Required work
Look through the data below and return each line where "iets" appears.

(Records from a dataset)

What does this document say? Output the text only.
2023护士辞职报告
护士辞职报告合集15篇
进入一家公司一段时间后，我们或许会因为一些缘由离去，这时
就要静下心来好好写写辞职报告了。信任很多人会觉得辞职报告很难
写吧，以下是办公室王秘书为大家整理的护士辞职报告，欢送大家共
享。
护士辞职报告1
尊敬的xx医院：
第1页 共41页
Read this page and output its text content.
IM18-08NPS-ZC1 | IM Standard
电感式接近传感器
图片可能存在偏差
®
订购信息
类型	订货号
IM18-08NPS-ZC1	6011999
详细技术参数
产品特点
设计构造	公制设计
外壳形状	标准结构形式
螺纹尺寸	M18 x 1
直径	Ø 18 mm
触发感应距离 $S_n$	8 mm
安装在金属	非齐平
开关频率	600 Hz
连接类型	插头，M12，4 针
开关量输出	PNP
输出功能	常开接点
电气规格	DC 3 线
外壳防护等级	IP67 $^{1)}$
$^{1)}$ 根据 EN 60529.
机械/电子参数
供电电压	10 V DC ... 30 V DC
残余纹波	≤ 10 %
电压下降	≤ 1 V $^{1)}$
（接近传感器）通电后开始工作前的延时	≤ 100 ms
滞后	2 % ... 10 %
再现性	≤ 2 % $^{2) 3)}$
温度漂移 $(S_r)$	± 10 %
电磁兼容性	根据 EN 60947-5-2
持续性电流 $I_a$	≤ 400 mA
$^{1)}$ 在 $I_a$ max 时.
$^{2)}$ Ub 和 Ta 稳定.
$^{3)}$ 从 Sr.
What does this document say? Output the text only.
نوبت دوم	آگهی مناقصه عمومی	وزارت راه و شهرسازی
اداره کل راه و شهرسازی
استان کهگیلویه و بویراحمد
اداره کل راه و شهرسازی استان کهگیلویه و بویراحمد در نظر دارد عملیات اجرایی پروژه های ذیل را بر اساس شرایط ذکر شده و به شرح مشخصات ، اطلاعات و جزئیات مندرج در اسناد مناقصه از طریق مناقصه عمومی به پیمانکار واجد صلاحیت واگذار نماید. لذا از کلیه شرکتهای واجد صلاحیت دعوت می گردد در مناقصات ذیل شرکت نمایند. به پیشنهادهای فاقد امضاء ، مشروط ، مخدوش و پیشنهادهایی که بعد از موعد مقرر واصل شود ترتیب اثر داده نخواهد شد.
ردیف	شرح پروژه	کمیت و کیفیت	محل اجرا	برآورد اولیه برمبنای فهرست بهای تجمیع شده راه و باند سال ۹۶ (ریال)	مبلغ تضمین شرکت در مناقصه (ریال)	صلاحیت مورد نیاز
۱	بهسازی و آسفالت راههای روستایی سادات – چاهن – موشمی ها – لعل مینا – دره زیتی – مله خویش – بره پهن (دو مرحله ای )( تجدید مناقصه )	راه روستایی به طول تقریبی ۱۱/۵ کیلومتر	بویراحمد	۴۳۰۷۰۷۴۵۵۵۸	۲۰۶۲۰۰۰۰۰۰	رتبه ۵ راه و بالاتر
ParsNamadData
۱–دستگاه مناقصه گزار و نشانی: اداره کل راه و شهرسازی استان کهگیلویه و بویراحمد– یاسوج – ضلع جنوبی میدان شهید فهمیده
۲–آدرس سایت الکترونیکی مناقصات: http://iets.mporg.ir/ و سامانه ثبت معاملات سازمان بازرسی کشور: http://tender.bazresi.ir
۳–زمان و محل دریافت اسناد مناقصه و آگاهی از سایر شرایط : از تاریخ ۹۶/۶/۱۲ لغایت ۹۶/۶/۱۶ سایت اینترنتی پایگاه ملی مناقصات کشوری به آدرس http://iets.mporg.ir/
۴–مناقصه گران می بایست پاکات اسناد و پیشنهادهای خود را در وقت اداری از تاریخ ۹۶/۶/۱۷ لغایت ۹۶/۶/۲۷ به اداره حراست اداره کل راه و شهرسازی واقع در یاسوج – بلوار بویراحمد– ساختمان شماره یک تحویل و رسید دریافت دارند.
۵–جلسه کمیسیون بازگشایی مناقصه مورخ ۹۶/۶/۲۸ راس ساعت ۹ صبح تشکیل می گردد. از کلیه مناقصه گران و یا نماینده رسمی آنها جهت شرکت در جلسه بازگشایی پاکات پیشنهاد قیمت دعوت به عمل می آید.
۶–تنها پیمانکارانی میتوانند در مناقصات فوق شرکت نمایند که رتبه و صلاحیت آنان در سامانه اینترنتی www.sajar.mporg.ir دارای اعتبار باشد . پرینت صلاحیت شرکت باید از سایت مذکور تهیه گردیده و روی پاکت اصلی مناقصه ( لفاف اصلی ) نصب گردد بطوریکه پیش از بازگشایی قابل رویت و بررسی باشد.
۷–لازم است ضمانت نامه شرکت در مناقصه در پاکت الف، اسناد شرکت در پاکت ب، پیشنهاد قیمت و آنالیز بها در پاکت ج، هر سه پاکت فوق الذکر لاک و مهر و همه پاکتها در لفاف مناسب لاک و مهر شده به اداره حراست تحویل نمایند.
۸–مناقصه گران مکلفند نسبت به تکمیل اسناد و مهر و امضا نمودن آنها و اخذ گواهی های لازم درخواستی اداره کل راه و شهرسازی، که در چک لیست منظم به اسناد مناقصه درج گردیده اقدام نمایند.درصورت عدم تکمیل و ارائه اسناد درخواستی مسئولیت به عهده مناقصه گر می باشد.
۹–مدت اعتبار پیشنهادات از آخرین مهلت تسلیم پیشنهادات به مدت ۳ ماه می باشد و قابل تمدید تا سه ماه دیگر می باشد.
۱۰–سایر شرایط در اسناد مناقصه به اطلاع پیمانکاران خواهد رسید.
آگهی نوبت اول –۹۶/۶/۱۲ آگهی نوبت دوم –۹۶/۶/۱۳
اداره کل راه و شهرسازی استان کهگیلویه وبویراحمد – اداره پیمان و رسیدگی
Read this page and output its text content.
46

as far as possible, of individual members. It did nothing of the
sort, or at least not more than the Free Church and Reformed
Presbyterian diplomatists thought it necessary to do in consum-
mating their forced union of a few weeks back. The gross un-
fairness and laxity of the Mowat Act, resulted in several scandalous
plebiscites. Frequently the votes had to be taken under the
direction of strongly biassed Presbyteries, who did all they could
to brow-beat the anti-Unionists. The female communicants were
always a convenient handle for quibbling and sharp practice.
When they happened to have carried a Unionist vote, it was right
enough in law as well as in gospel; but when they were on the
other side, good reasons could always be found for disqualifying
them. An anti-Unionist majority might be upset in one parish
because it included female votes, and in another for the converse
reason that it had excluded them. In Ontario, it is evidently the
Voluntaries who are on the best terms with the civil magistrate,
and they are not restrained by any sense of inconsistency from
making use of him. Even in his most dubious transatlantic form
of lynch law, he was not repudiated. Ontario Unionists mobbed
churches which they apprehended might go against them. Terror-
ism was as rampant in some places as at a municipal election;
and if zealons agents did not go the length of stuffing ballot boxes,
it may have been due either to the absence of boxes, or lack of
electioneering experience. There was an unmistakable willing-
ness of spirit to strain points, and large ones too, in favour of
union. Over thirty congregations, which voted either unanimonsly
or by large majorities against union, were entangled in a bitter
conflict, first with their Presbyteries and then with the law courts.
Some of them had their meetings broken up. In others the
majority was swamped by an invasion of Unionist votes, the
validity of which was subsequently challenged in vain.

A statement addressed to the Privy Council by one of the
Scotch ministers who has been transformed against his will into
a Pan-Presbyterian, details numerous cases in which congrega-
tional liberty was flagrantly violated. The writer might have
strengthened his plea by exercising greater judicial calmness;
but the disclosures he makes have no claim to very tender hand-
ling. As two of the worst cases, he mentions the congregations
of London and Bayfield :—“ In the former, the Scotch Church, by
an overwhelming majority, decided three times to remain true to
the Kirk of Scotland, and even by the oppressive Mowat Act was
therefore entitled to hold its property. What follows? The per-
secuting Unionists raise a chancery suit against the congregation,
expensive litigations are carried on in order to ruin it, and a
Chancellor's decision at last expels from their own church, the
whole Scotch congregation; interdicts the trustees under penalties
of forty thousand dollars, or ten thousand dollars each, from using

Answer to this exercise
۲–آدرس سایت الکترونیکی مناقصات: http://iets.mporg.ir/ و سامانه ثبت معاملات سازمان بازرسی کشور: http://tender.bazresi.ir
۳–زمان و محل دریافت اسناد مناقصه و آگاهی از سایر شرایط : از تاریخ ۹۶/۶/۱۲ لغایت ۹۶/۶/۱۶ سایت اینترنتی پایگاه ملی مناقصات کشوری به آدرس http://iets.mporg.ir/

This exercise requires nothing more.